Gather, from the data below, each line in which the word "儿童肺炎支原体肺炎中西医结合诊治专家共识" occurs.

--- Start PROVIDED RECORDS ---

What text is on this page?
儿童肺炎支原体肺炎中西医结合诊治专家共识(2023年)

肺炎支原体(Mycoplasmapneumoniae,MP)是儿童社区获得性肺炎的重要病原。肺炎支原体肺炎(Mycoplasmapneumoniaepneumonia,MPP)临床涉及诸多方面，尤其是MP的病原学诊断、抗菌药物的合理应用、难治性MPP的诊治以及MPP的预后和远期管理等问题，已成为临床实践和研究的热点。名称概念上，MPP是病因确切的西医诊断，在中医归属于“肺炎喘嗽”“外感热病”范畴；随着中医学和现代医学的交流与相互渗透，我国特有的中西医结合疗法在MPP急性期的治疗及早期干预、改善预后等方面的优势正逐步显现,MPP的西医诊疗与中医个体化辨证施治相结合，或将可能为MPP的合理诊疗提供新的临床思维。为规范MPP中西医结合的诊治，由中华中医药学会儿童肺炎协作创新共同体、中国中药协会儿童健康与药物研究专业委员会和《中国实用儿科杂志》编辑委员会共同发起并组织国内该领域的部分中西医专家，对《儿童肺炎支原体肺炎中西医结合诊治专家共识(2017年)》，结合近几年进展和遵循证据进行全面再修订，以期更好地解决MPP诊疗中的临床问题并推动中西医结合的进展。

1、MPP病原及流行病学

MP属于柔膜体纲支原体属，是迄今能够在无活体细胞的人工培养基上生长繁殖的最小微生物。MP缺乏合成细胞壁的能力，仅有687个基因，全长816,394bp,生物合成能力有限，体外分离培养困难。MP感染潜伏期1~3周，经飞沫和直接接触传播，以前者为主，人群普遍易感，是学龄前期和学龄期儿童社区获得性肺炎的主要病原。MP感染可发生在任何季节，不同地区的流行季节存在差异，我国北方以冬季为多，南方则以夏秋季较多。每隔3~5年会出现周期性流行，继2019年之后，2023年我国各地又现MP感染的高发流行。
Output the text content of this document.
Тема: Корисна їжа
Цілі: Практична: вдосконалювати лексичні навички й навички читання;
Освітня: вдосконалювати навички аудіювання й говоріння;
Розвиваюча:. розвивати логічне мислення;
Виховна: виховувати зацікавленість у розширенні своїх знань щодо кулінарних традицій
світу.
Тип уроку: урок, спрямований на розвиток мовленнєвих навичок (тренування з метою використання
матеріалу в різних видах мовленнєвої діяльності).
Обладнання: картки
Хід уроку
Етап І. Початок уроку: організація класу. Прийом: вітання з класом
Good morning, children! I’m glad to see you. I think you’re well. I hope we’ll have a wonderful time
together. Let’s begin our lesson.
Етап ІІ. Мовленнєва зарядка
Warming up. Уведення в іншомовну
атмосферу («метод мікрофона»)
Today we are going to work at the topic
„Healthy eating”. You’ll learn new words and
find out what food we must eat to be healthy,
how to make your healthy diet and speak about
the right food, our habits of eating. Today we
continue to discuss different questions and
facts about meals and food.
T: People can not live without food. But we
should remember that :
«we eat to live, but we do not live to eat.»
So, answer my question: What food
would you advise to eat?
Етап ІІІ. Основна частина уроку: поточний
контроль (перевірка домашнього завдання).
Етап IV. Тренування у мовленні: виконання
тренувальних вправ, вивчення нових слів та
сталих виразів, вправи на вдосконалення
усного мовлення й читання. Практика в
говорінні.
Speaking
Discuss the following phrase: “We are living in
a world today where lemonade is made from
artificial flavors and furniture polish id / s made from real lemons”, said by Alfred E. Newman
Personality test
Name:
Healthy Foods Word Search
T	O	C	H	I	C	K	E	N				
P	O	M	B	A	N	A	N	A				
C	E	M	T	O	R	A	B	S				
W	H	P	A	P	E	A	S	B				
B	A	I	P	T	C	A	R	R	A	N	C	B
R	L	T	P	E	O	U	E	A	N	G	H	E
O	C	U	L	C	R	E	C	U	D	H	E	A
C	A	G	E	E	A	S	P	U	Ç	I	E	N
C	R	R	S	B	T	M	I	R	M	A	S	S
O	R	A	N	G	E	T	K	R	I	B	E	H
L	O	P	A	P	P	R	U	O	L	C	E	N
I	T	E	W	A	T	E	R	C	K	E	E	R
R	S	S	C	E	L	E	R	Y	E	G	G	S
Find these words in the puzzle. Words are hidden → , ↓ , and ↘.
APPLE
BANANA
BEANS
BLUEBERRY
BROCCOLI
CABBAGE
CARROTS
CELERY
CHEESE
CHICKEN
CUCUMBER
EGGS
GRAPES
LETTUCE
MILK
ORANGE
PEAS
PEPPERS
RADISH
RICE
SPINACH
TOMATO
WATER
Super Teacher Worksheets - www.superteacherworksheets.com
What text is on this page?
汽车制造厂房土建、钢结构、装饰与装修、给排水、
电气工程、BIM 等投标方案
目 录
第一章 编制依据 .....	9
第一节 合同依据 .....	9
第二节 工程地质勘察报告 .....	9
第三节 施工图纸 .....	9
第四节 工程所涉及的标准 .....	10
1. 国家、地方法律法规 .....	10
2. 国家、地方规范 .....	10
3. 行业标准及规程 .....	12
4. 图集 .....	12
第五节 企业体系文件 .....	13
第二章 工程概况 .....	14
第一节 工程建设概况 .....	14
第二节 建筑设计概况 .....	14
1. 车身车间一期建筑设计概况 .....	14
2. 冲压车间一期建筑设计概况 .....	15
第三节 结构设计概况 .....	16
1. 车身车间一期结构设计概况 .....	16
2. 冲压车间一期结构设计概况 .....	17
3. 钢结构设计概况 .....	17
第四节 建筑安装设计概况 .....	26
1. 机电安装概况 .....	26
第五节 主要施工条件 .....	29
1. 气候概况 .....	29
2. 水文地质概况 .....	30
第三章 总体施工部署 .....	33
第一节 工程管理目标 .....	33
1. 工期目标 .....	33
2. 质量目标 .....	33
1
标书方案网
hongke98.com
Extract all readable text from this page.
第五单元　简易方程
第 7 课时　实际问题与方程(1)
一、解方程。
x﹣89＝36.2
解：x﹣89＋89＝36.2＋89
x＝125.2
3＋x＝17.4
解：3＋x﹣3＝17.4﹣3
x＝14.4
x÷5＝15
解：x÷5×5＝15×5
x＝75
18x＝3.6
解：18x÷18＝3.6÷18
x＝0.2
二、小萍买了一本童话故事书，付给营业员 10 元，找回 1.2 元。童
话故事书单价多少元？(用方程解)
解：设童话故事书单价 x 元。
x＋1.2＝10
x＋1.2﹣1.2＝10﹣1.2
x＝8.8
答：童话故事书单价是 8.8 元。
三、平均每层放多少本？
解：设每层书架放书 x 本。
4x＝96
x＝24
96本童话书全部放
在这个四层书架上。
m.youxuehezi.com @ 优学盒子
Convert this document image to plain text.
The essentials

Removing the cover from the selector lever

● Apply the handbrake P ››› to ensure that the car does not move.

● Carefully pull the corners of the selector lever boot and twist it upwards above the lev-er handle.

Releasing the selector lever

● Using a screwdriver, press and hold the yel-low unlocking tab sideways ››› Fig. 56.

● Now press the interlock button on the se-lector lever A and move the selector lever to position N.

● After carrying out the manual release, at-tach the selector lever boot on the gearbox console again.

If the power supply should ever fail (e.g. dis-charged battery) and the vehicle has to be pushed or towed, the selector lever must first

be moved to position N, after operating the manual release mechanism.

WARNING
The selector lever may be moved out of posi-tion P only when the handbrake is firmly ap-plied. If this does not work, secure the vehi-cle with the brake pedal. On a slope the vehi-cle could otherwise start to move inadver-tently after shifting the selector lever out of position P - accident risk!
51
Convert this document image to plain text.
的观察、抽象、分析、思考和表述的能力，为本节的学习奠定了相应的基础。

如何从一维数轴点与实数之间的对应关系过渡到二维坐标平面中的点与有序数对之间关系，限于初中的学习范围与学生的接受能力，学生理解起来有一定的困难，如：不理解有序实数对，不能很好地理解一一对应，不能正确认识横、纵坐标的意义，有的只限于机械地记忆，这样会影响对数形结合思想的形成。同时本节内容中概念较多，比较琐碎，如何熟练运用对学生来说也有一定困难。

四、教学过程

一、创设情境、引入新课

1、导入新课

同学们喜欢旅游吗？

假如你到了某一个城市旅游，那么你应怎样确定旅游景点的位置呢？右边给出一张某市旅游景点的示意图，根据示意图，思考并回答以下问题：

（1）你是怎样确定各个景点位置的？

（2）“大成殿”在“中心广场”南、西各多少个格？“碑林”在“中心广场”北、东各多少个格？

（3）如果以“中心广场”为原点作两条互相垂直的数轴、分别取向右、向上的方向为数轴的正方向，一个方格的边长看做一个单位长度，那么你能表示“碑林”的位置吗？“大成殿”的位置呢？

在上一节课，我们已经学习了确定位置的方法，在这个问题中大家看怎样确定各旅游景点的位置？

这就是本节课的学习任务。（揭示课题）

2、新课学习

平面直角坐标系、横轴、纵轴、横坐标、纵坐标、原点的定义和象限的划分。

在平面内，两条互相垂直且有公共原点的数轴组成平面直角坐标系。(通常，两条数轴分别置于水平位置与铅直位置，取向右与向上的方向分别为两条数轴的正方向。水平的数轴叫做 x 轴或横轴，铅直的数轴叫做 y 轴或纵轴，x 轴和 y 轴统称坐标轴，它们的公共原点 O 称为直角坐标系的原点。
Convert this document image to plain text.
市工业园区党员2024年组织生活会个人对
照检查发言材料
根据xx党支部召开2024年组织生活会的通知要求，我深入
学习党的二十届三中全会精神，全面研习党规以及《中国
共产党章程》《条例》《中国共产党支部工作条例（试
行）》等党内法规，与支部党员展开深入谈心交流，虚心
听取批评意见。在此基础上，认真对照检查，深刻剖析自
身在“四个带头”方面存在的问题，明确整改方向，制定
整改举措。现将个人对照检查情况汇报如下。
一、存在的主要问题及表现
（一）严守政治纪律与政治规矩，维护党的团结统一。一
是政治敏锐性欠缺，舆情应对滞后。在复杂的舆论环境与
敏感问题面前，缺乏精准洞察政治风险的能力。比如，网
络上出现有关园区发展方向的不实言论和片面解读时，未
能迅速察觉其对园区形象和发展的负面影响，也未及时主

--- End PROVIDED RECORDS ---

▶ [THE RESPONSE]
儿童肺炎支原体肺炎中西医结合诊治专家共识(2023年)
肺炎支原体(Mycoplasmapneumoniae,MP)是儿童社区获得性肺炎的重要病原。肺炎支原体肺炎(Mycoplasmapneumoniaepneumonia,MPP)临床涉及诸多方面，尤其是MP的病原学诊断、抗菌药物的合理应用、难治性MPP的诊治以及MPP的预后和远期管理等问题，已成为临床实践和研究的热点。名称概念上，MPP是病因确切的西医诊断，在中医归属于“肺炎喘嗽”“外感热病”范畴；随着中医学和现代医学的交流与相互渗透，我国特有的中西医结合疗法在MPP急性期的治疗及早期干预、改善预后等方面的优势正逐步显现,MPP的西医诊疗与中医个体化辨证施治相结合，或将可能为MPP的合理诊疗提供新的临床思维。为规范MPP中西医结合的诊治，由中华中医药学会儿童肺炎协作创新共同体、中国中药协会儿童健康与药物研究专业委员会和《中国实用儿科杂志》编辑委员会共同发起并组织国内该领域的部分中西医专家，对《儿童肺炎支原体肺炎中西医结合诊治专家共识(2017年)》，结合近几年进展和遵循证据进行全面再修订，以期更好地解决MPP诊疗中的临床问题并推动中西医结合的进展。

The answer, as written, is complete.